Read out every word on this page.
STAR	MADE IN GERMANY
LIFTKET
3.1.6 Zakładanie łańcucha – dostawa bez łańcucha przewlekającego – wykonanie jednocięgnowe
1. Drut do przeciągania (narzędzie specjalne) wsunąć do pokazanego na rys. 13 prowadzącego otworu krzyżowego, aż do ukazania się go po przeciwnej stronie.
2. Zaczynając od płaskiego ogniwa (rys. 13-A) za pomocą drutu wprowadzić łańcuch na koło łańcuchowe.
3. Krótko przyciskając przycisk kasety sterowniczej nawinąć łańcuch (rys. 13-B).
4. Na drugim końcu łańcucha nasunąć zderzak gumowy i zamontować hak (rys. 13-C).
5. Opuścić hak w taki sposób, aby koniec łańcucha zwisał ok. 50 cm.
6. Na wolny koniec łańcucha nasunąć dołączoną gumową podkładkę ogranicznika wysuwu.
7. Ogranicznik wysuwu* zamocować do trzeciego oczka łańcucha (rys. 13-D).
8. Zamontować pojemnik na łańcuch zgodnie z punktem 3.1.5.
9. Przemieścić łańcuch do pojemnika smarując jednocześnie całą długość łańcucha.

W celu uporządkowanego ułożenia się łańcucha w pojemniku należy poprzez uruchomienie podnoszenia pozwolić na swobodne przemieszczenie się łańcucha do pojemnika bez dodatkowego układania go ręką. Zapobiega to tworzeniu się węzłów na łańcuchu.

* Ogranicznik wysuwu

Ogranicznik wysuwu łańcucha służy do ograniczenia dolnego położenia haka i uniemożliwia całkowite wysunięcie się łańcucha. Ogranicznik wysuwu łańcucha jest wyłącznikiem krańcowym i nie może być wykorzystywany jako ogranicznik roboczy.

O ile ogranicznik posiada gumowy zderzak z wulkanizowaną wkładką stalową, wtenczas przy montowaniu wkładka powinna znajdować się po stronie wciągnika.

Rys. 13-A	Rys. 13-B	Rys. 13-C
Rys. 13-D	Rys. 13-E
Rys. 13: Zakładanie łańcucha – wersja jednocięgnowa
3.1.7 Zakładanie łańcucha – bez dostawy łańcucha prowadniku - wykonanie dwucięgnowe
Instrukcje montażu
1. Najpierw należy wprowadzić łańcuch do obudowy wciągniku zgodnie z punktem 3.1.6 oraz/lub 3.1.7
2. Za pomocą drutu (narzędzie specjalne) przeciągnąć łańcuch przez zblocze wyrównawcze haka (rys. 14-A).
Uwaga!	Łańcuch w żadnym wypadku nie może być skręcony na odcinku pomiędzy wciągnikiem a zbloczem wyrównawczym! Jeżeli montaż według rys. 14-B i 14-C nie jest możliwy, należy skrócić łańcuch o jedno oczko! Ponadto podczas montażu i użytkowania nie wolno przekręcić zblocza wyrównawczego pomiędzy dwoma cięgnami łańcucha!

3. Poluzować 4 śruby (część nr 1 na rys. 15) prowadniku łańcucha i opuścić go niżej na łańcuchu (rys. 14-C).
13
....
SHORT TASK:
Find each line with the string "Zakładanie" and copy it out.

EXERCISE SOLUTION:
3.1.6 Zakładanie łańcucha – dostawa bez łańcucha przewlekającego – wykonanie jednocięgnowe
Rys. 13: Zakładanie łańcucha – wersja jednocięgnowa
3.1.7 Zakładanie łańcucha – bez dostawy łańcucha prowadniku - wykonanie dwucięgnowe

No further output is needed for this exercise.